> RECORDS SUPPLIED

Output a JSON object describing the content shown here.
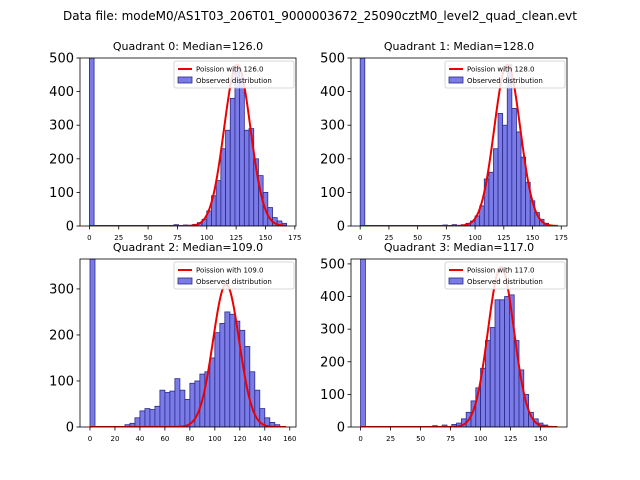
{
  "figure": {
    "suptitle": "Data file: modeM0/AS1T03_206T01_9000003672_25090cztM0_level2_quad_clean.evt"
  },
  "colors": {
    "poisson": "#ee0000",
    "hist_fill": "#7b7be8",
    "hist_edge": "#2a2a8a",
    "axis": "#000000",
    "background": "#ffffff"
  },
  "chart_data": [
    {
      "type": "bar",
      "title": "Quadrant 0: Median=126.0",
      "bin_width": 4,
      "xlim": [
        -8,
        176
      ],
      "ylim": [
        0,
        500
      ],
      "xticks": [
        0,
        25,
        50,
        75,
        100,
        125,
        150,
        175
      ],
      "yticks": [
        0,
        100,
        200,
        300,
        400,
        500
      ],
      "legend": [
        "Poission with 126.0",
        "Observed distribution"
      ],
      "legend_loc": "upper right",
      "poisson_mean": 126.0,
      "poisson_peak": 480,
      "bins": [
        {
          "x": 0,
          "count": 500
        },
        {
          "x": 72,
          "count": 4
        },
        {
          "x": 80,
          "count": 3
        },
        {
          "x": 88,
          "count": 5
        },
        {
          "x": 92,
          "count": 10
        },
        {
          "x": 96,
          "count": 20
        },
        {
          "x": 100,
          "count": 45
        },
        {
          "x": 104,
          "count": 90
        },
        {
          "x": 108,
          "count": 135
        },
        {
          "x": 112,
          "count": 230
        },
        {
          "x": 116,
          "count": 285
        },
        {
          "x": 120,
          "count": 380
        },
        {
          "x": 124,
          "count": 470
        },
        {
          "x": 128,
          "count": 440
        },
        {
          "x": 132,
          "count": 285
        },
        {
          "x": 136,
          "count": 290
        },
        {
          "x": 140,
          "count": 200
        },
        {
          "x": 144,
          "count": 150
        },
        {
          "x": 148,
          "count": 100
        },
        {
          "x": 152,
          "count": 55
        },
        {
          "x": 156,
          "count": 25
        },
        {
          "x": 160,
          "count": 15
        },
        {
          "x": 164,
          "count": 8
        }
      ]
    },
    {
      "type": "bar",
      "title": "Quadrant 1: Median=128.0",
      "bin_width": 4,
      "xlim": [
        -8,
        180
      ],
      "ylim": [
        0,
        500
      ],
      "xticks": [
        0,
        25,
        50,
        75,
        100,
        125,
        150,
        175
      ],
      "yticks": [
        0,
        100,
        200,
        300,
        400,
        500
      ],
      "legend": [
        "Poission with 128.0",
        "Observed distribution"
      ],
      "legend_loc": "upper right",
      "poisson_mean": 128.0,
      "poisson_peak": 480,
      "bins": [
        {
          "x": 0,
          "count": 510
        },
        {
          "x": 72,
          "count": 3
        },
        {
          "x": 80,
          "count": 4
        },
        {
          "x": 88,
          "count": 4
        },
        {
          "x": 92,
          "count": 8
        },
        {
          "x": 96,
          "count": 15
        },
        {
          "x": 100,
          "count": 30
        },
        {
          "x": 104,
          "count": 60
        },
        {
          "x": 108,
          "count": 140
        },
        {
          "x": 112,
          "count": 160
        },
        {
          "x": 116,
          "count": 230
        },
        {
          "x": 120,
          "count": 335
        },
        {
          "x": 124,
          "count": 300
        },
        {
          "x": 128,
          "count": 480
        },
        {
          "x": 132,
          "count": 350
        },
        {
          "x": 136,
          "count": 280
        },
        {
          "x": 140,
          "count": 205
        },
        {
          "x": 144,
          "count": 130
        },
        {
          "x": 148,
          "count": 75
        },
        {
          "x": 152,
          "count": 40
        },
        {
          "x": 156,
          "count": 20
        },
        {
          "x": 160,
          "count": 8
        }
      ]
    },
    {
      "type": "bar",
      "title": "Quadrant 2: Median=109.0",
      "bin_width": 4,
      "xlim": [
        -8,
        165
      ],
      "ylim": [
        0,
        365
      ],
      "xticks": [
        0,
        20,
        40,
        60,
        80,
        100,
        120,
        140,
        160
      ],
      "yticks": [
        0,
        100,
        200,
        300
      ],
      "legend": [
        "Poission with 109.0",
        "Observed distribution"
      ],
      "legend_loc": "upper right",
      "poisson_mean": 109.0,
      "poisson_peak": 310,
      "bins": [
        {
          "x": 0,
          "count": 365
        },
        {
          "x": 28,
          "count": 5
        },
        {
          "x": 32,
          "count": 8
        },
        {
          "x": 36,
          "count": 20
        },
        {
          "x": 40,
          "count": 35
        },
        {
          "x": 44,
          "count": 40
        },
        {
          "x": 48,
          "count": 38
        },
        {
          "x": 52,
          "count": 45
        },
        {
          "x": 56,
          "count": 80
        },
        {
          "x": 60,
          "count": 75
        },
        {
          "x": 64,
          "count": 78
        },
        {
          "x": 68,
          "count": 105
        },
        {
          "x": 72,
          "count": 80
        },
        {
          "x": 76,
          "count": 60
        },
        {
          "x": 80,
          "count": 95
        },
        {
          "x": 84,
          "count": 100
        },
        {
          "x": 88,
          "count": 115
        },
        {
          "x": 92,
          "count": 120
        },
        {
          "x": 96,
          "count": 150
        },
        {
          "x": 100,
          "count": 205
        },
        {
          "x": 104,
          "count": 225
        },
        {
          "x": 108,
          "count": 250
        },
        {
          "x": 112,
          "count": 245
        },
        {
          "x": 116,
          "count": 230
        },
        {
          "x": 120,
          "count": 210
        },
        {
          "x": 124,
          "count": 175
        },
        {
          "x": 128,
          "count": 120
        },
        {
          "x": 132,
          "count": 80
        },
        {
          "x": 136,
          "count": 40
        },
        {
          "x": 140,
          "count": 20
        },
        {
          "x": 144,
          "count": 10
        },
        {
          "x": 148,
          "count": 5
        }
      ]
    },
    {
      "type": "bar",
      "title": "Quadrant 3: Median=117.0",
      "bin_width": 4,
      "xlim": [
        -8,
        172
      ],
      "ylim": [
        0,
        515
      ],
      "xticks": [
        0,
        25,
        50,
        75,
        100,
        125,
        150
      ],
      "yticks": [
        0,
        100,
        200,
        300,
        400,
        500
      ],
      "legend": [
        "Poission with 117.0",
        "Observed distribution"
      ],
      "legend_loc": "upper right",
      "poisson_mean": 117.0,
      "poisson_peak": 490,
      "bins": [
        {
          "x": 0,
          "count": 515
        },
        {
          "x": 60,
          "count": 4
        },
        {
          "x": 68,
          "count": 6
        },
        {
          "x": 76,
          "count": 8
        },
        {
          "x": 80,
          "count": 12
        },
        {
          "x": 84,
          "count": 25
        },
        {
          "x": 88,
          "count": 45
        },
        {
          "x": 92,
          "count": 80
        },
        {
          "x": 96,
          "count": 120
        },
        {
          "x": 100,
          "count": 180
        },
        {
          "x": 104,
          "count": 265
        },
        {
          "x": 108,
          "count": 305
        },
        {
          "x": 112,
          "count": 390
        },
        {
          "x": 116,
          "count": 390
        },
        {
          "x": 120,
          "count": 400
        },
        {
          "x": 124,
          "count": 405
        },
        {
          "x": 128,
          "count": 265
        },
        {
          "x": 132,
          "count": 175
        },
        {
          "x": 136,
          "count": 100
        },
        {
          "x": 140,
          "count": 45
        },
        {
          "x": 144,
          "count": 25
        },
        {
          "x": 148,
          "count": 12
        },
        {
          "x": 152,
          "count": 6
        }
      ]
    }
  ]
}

--

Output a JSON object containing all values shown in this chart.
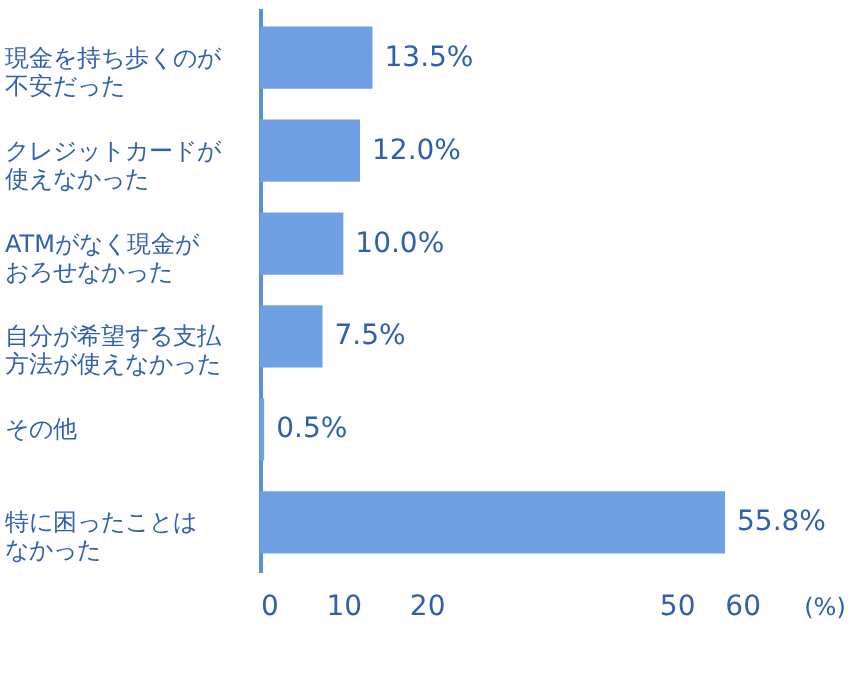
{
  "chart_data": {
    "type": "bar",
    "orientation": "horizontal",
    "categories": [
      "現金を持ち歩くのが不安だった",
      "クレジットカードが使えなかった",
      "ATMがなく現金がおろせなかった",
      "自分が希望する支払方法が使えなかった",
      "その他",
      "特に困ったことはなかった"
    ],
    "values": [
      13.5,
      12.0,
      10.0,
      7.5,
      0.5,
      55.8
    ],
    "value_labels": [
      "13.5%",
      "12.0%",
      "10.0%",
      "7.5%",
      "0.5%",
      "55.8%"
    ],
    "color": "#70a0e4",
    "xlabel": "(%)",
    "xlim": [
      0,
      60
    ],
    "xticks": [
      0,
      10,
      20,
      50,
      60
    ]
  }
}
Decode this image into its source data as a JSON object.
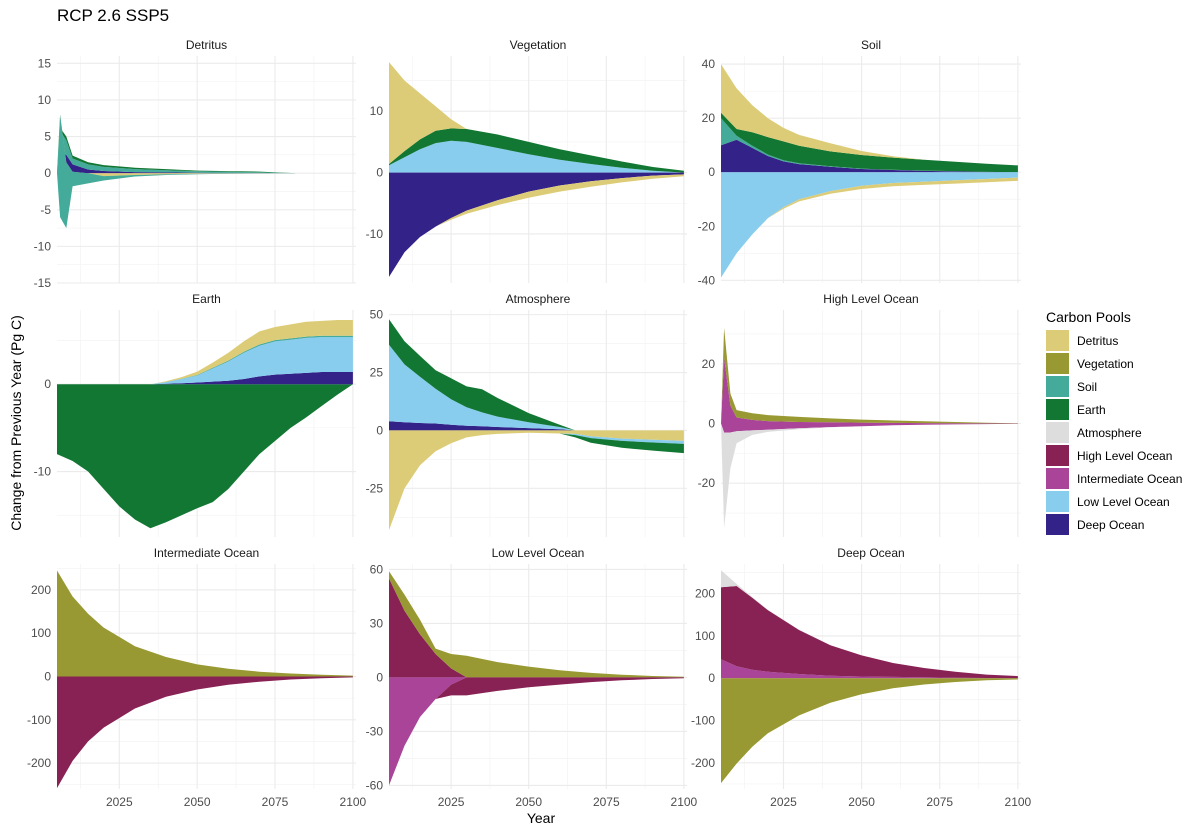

> TASK STATEMENT
Within the entries above, give again exactly the lines starting at the one that contains "Output a JSON object containing" and ending at the one that contains "Decode this image", leaving out the pictures.

> EXERCISE RESPONSE
Output a JSON object containing all values shown in this chart.
{
  "chart_data": {
    "type": "bar",
    "orientation": "horizontal",
    "categories": [
      "現金を持ち歩くのが不安だった",
      "クレジットカードが使えなかった",
      "ATMがなく現金がおろせなかった",
      "自分が希望する支払方法が使えなかった",
      "その他",
      "特に困ったことはなかった"
    ],
    "values": [
      13.5,
      12.0,
      10.0,
      7.5,
      0.5,
      55.8
    ],
    "value_labels": [
      "13.5%",
      "12.0%",
      "10.0%",
      "7.5%",
      "0.5%",
      "55.8%"
    ],
    "color": "#70a0e4",
    "xlabel": "(%)",
    "xlim": [
      0,
      60
    ],
    "xticks": [
      0,
      10,
      20,
      50,
      60
    ]
  }
}
Decode this image into its source data as a JSON object.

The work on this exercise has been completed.